Aim 1: From the section of the soccer-data text headed "Big Data on the arise," list every match statistic or metric it names.
Aim 2: Continue the text on data in soccer broadcasts from its last sentence.

Passage provided:
======

Some information could be directly included in upcoming games. Which player has given his teammates many assists? Which team was particularly strong on the counter or in standard situations? Who was particularly confident in scoring penalties? I was always particularly proud when the commentator mentioned a fact or some stats I already knew.   

Big Data on the arise

The possibilities of information a commentator provided during the game extended at that time. Before, numbers like the total shots or number of corners were mentioned. With the start of systematic data collection, further key figures were collected during the game and are used for analysis during and after a game. For example, the distance covered by each player and team is often mentioned to analyze the engagement. Meanwhile, more sophisticated KPIs have been developed.  

The most famous one is the expected goal (xG) which developed from a marginal phenomenon on specific twitter accounts to a standard metric which each goal is enriched given a typical broadcast. Roughly spoken, it measures the goal probability of a shot by a player, based on similar situations in past games. The sum of expected goals for each team is a measurement of the theoretical success: In how far could each team create the better chances? Based on this idea, further metrics have been developed like expected assists (xA), expected goals against and much more.  

During the world cup 2014 I was invited to a discussion on the possibilities and limits of the use of data during a soccer broadcast. With the sports journalist and former Sportstudio– host Michael Steinbrecher, me and some other football enthusiasts discussed this topic from a viewer’s point of view.  The outcome was that the amount of information that can be fed to a television audience is somehow limited. This is because a football broadcast is not only addressed to a couple of nerds but to a wide audience. At a certain level, more information displayed can also be disturbing. We agreed that the potential desire for additional information can be satisfied through an additional channel, for example a second screen. The offer for this only needs to be further expanded.

======

Data provided:
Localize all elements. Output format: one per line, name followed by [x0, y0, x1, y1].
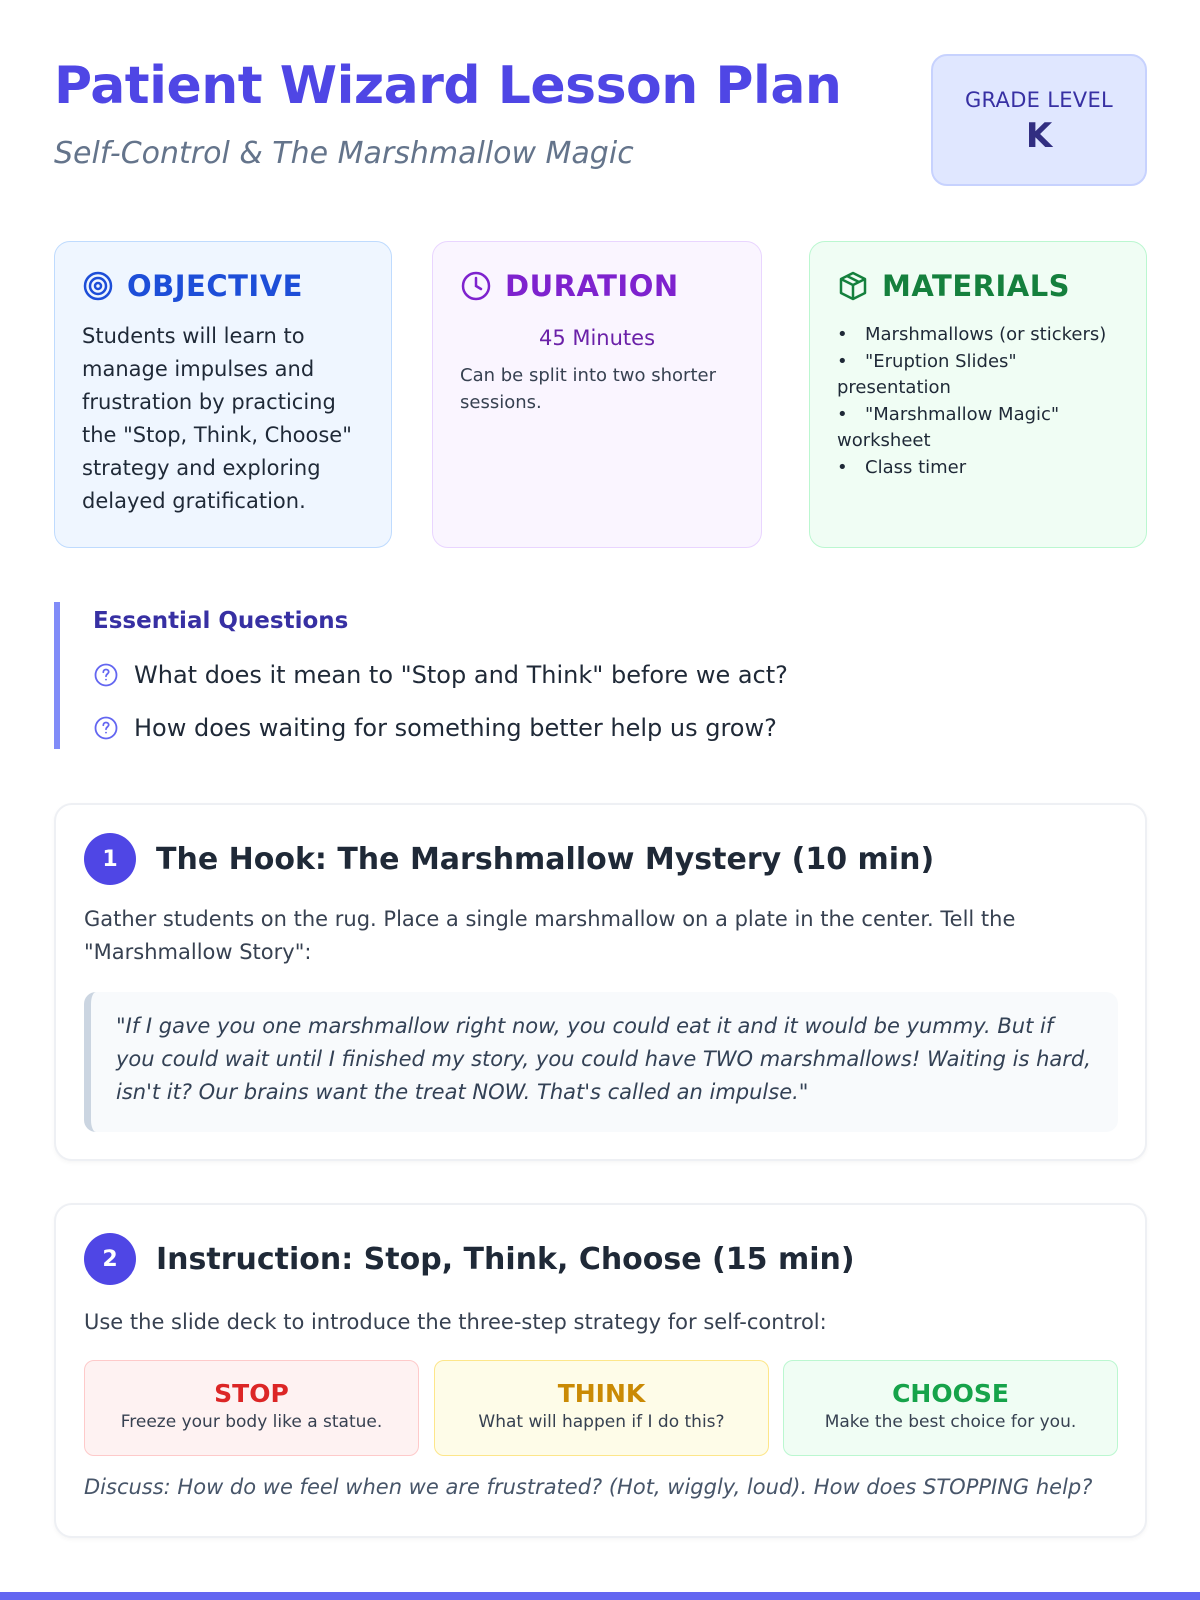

======

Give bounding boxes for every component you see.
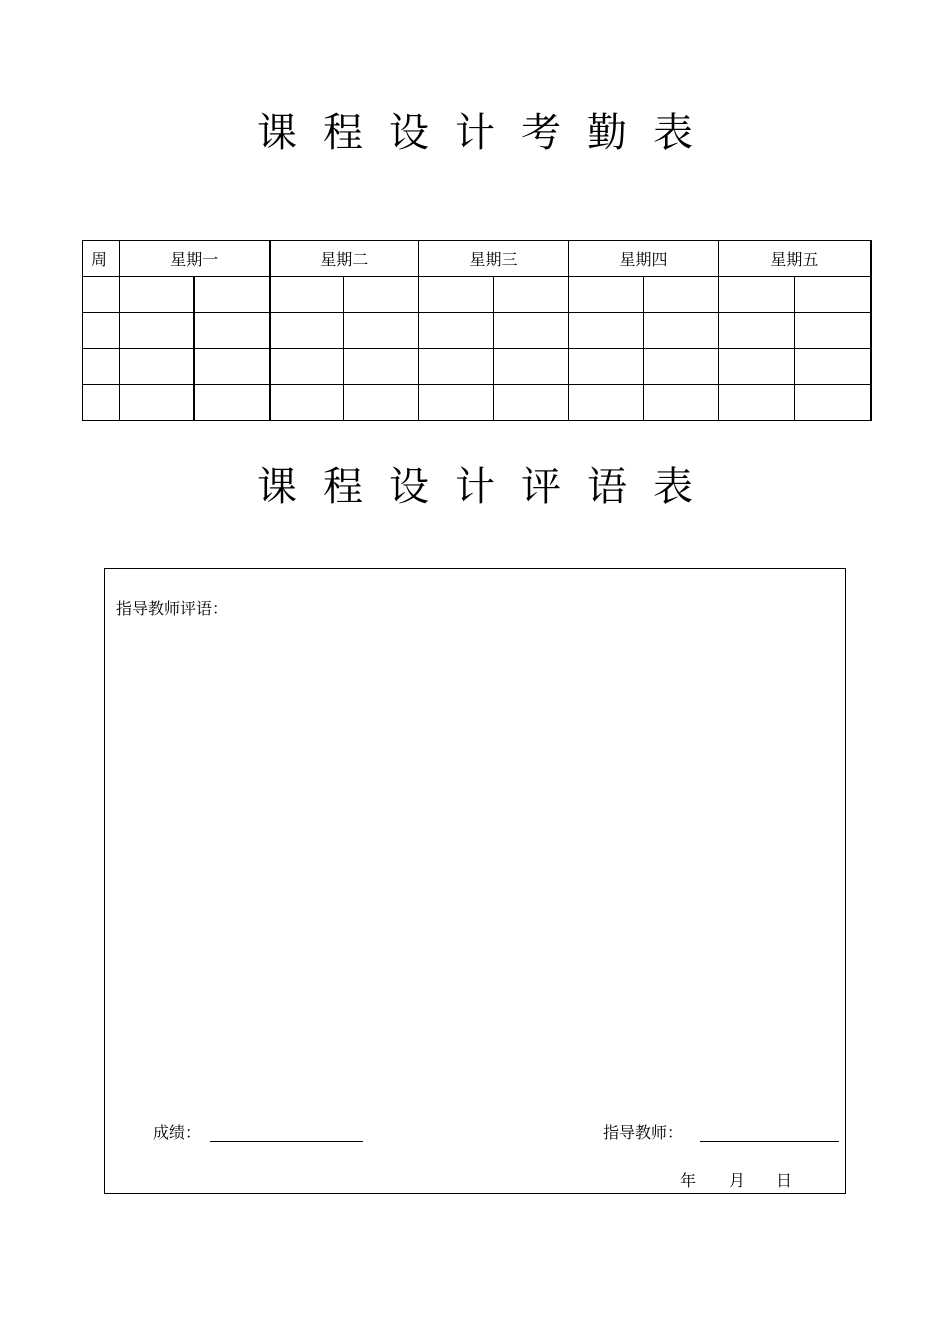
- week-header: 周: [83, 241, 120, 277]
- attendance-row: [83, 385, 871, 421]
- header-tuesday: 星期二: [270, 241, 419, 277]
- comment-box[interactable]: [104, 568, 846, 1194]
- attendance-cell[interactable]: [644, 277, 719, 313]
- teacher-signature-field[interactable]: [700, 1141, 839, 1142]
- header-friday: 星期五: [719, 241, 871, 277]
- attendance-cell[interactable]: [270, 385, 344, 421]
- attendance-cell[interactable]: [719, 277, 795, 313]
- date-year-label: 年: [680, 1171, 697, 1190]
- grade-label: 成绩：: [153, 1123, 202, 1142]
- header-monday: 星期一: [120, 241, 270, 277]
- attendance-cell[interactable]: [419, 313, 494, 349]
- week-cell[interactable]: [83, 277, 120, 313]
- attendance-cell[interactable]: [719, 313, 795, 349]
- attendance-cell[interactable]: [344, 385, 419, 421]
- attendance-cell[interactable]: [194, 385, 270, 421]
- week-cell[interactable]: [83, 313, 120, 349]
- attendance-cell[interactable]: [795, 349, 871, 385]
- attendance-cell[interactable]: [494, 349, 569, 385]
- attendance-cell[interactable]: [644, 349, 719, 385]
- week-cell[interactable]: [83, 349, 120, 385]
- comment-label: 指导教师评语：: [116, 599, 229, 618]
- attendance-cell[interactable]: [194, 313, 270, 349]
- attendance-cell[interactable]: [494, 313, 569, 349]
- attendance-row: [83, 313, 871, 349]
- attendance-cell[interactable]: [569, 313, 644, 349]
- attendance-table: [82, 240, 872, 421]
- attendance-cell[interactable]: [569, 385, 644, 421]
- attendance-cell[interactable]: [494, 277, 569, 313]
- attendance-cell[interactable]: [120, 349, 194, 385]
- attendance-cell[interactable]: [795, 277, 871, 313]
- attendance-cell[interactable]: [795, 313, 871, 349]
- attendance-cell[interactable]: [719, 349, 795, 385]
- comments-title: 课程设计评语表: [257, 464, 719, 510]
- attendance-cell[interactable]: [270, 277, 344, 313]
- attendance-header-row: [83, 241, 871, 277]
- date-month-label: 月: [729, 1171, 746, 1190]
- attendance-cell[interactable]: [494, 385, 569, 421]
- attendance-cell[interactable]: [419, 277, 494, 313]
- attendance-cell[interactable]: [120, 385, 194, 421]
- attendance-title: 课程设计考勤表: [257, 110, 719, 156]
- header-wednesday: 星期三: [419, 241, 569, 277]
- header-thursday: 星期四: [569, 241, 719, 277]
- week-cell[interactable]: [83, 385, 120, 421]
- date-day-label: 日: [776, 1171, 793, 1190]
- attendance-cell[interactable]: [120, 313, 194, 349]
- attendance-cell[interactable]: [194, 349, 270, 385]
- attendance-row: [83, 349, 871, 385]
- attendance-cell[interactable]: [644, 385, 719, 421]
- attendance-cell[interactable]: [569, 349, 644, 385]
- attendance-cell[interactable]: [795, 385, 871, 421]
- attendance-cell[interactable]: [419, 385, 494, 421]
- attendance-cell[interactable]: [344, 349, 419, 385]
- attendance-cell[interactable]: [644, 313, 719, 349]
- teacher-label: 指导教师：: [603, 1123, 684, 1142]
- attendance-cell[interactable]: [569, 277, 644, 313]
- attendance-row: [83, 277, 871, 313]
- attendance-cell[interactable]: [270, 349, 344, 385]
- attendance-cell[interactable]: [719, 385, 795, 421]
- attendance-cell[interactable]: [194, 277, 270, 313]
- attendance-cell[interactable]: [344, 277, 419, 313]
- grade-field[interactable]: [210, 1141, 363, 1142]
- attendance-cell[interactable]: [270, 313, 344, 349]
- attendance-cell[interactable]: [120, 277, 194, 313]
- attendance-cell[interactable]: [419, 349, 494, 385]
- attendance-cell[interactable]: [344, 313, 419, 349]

======

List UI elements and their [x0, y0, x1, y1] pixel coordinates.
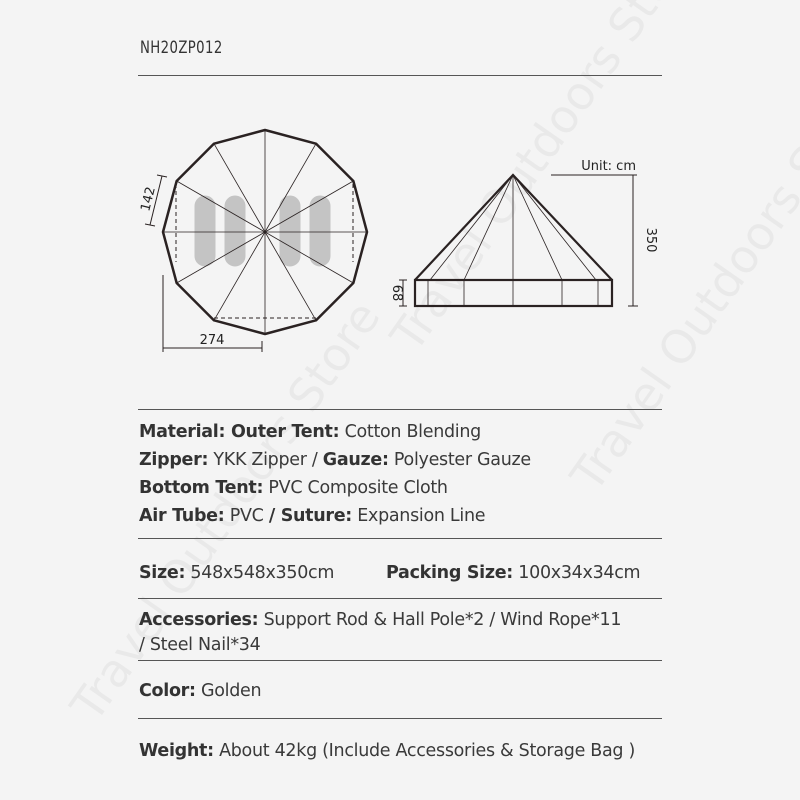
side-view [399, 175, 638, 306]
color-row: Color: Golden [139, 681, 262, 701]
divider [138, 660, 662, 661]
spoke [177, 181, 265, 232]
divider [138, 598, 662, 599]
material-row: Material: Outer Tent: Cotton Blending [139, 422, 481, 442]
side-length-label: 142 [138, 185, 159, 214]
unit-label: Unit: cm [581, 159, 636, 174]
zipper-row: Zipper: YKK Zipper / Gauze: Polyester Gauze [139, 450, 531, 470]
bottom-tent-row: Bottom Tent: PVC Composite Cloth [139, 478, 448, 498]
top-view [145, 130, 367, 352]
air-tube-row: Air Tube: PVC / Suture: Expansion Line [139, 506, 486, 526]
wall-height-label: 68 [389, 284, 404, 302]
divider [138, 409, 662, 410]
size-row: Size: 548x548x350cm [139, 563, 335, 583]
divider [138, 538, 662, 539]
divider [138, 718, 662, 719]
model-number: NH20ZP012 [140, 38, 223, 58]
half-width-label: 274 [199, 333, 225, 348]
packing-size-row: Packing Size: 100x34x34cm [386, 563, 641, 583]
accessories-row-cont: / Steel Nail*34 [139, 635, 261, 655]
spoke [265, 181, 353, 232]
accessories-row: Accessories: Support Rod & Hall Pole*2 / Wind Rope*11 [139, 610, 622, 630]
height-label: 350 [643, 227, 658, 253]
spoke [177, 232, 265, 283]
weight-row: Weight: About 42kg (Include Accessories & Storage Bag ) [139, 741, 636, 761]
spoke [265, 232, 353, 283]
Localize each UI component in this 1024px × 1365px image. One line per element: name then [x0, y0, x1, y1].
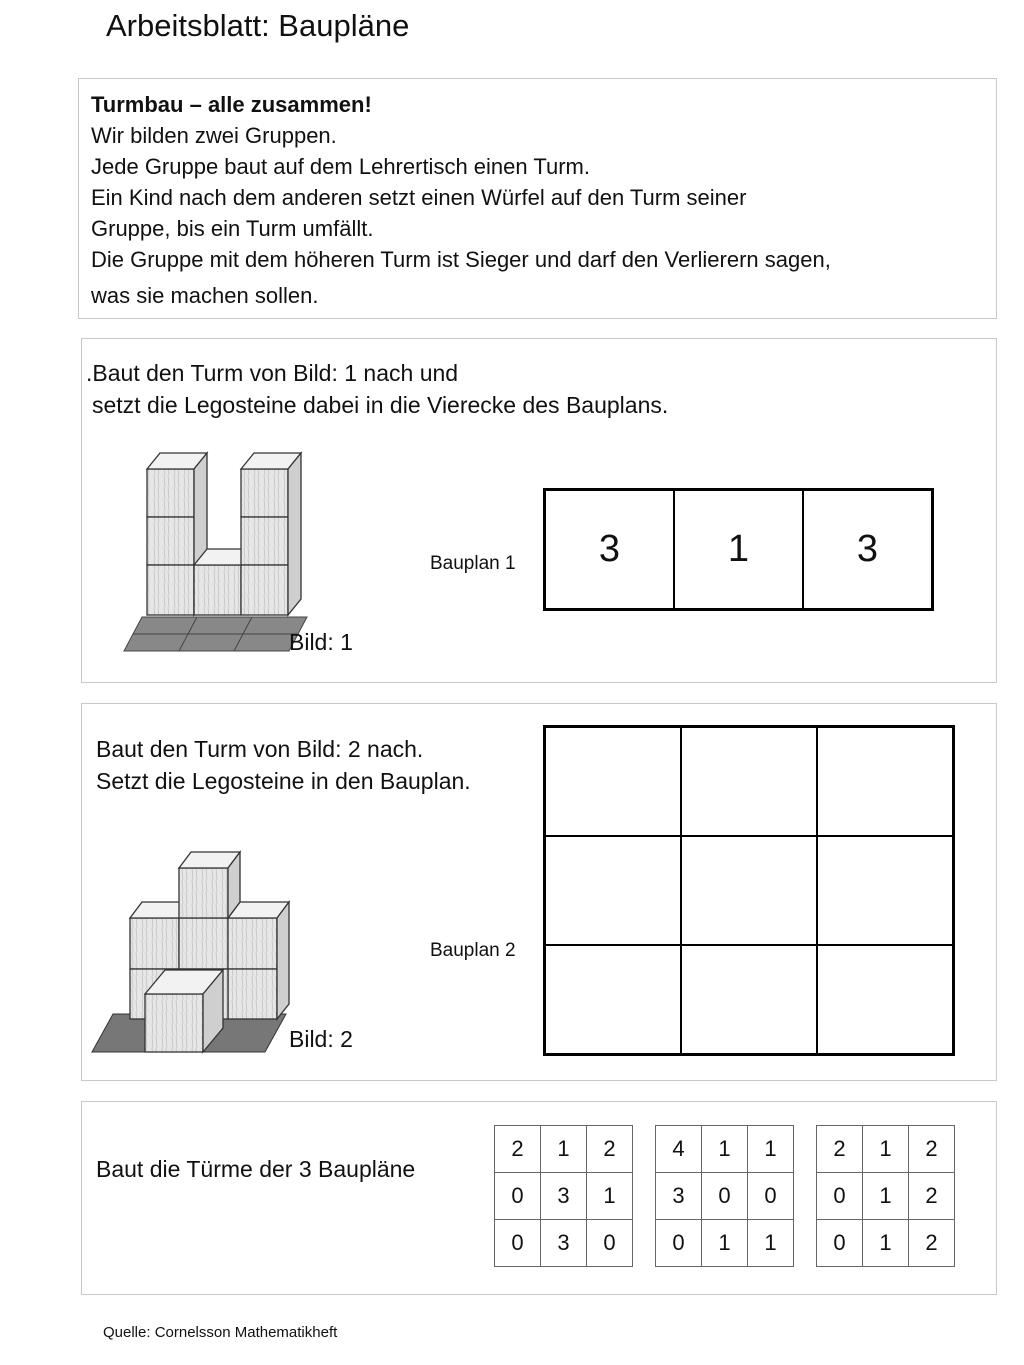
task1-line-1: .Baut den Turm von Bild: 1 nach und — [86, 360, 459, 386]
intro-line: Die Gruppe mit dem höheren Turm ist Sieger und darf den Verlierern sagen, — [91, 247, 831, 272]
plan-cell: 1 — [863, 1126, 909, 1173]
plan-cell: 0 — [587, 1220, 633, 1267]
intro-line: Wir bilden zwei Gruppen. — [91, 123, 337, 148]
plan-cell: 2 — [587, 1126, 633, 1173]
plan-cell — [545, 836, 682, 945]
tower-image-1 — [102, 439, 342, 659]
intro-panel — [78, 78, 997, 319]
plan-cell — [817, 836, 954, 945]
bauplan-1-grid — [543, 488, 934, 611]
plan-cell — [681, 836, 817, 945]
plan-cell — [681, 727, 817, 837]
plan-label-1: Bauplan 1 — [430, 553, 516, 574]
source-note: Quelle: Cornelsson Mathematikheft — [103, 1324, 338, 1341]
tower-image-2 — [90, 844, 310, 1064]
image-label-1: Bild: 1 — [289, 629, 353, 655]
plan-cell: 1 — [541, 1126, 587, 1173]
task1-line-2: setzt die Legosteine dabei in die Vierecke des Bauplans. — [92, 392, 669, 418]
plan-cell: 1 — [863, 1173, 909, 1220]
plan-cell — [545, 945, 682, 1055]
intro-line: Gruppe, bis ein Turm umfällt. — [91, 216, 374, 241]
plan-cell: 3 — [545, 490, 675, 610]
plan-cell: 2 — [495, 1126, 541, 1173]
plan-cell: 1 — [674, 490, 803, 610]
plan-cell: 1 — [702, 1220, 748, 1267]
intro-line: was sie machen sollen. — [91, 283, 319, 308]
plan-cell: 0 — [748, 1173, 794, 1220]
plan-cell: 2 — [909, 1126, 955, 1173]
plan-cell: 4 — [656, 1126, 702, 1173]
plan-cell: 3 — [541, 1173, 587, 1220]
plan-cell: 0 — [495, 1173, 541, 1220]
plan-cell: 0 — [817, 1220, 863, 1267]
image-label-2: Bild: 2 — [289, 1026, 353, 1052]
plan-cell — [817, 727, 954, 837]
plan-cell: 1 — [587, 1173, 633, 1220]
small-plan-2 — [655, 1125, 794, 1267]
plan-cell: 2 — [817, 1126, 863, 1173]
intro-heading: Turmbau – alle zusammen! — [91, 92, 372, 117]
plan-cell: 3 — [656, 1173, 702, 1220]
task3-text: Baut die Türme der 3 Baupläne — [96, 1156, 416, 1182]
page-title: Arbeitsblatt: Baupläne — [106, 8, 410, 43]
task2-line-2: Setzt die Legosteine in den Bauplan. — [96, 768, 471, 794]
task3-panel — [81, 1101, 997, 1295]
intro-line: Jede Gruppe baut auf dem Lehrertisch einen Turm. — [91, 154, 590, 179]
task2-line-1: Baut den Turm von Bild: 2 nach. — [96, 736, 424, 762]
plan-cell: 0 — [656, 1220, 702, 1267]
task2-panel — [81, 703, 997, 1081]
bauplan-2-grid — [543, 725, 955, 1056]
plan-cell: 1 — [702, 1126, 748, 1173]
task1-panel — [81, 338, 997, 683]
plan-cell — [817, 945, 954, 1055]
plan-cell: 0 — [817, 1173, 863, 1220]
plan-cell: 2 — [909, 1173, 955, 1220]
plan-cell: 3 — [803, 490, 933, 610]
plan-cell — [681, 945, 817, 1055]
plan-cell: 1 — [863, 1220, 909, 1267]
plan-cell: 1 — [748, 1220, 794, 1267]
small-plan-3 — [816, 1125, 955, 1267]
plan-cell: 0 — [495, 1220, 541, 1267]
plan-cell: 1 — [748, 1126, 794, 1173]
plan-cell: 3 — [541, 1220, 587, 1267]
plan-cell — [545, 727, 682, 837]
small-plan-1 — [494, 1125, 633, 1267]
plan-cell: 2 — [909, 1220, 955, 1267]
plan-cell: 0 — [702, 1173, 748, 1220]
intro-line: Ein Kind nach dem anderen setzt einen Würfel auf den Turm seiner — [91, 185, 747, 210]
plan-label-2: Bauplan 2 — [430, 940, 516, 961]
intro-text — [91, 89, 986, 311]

======

Output 1:
- Total shots
- Number of corners
- Distance covered by each player and team
- Expected goal (xG)
- Expected assists (xA)
- Expected goals against

Output 2:
I think that’s exactly what happened in the last years. This does not necessarily require a second screen. For example, SKY offers a so-called Scountingfeed for each match on Saturday evening. The basic idea is to make it possible to observe the whole field like when you are sitting in the stadium. Furthermore, additional data is provided and constantly updated. The demand for this service seems to be high. I found an article from which one can derive that nearly ten percent of the viewers take this opportunity.

Metrics, Metrics, Metrics

Besides the described metrics like xG, there are many metrics and visualizations which are intuitive. For example, the distribution of attacks over four areas. One gets an impression, which side each team prefers for offensive actions. Left outside, left inside, right inside, right outside. An aspect that has been talked about after every game for many decades is thus quantified. 

However, there are metrics and models which you have to deal with in advance. Recently, Bundesliga Match Facts by AWS developed a model called Skill-Score. The initiator score measures the impact each player provides regarding the creation of game-changing situations (which means goals). The finisher score not only counts goals but also takes the efficiency into account. The sprinter score measures speed and engagement in sprints. Last, the ball winner score should quantify the ability of a player to cause ball losses to the opposing team. 

This is a cool feature, since it provides a measurable number for the impact each player has. But even if it only consists of a weighted combination of already existing KPIs like expected goals, expected passes or speed measures. I doubt whether normal viewers can and want to follow this logic. A commentator also cannot be sure if all viewers can follow if he includes these metrics in the analysis.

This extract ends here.